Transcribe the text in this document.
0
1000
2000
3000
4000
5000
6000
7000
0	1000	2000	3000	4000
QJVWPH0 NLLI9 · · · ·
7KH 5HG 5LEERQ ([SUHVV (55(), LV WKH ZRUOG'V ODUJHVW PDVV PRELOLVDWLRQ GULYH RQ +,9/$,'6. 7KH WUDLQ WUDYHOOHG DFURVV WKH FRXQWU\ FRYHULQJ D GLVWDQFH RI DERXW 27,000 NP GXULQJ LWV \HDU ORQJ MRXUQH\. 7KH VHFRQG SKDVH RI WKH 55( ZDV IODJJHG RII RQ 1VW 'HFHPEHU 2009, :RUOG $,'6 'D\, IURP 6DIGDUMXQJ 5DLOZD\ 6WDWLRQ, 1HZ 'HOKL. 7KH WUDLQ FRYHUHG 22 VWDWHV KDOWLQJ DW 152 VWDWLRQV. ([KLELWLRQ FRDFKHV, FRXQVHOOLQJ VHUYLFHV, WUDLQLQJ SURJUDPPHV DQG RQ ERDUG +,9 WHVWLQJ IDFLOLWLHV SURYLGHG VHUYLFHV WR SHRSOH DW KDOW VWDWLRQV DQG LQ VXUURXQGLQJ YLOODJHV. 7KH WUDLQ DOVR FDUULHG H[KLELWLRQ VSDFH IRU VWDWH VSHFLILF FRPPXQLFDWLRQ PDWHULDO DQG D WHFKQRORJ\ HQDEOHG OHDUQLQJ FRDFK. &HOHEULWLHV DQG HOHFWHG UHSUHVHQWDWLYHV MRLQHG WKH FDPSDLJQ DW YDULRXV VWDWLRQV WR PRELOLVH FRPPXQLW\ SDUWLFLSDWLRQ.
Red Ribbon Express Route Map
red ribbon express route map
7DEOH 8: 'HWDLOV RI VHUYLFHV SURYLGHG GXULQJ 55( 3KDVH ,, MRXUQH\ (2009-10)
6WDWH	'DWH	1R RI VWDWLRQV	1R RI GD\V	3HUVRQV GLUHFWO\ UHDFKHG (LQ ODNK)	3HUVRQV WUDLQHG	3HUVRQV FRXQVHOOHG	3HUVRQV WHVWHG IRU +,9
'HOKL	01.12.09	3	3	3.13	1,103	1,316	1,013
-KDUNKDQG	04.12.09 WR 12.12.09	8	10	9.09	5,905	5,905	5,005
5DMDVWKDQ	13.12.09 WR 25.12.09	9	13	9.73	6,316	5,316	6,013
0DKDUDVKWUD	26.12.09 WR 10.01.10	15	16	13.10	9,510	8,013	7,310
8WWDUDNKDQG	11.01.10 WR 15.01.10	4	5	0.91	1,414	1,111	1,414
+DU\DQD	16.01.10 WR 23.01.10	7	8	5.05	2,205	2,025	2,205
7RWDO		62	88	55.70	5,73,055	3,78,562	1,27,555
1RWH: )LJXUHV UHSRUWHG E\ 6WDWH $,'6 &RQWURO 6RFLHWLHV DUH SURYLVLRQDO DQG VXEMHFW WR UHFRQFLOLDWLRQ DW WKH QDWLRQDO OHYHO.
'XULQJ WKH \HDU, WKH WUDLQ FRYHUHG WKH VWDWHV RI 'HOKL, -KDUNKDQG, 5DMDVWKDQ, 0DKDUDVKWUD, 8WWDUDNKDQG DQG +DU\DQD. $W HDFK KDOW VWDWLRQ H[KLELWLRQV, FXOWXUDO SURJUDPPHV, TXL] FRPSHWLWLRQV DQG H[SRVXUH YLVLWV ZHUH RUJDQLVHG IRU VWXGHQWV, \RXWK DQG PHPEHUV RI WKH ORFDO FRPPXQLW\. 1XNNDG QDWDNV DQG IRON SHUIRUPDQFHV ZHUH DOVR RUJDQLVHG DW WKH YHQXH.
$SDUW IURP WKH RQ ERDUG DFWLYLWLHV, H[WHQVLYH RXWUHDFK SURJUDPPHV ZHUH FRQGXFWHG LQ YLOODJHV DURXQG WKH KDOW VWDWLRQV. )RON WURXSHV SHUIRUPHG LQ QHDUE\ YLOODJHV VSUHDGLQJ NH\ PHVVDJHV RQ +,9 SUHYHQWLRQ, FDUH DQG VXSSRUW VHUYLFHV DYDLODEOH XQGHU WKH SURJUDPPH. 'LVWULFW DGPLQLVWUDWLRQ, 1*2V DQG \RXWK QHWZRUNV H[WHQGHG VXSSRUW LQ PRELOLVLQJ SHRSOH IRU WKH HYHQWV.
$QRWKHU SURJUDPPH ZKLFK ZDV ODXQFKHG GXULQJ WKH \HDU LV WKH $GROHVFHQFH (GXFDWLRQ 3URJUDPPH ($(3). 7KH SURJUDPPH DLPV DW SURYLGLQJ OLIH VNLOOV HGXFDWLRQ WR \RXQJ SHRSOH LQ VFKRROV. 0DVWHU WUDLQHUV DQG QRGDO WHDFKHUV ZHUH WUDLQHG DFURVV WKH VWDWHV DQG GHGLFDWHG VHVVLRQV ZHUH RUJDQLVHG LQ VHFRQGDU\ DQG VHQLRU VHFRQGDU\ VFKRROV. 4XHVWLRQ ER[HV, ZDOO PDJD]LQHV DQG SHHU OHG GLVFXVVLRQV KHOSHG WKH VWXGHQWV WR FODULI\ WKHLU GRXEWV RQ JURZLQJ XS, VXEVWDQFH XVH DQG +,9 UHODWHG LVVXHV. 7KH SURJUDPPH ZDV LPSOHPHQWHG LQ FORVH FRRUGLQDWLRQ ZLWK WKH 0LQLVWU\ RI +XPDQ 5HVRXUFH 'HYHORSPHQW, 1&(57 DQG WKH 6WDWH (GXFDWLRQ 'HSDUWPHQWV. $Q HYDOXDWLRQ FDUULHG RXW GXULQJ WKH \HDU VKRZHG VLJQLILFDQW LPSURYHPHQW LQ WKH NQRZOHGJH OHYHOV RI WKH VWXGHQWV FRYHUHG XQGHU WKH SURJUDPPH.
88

WHAT NEEDS TO BE DONE
Check each line of the records above for the string "VHUYLFHV", and report every line that has it.

CORRECT ANSWER
7KH 5HG 5LEERQ ([SUHVV (55(), LV WKH ZRUOG'V ODUJHVW PDVV PRELOLVDWLRQ GULYH RQ +,9/$,'6. 7KH WUDLQ WUDYHOOHG DFURVV WKH FRXQWU\ FRYHULQJ D GLVWDQFH RI DERXW 27,000 NP GXULQJ LWV \HDU ORQJ MRXUQH\. 7KH VHFRQG SKDVH RI WKH 55( ZDV IODJJHG RII RQ 1VW 'HFHPEHU 2009, :RUOG $,'6 'D\, IURP 6DIGDUMXQJ 5DLOZD\ 6WDWLRQ, 1HZ 'HOKL. 7KH WUDLQ FRYHUHG 22 VWDWHV KDOWLQJ DW 152 VWDWLRQV. ([KLELWLRQ FRDFKHV, FRXQVHOOLQJ VHUYLFHV, WUDLQLQJ SURJUDPPHV DQG RQ ERDUG +,9 WHVWLQJ IDFLOLWLHV SURYLGHG VHUYLFHV WR SHRSOH DW KDOW VWDWLRQV DQG LQ VXUURXQGLQJ YLOODJHV. 7KH WUDLQ DOVR FDUULHG H[KLELWLRQ VSDFH IRU VWDWH VSHFLILF FRPPXQLFDWLRQ PDWHULDO DQG D WHFKQRORJ\ HQDEOHG OHDUQLQJ FRDFK. &HOHEULWLHV DQG HOHFWHG UHSUHVHQWDWLYHV MRLQHG WKH FDPSDLJQ DW YDULRXV VWDWLRQV WR PRELOLVH FRPPXQLW\ SDUWLFLSDWLRQ.
7DEOH 8: 'HWDLOV RI VHUYLFHV SURYLGHG GXULQJ 55( 3KDVH ,, MRXUQH\ (2009-10)
$SDUW IURP WKH RQ ERDUG DFWLYLWLHV, H[WHQVLYH RXWUHDFK SURJUDPPHV ZHUH FRQGXFWHG LQ YLOODJHV DURXQG WKH KDOW VWDWLRQV. )RON WURXSHV SHUIRUPHG LQ QHDUE\ YLOODJHV VSUHDGLQJ NH\ PHVVDJHV RQ +,9 SUHYHQWLRQ, FDUH DQG VXSSRUW VHUYLFHV DYDLODEOH XQGHU WKH SURJUDPPH. 'LVWULFW DGPLQLVWUDWLRQ, 1*2V DQG \RXWK QHWZRUNV H[WHQGHG VXSSRUW LQ PRELOLVLQJ SHRSOH IRU WKH HYHQWV.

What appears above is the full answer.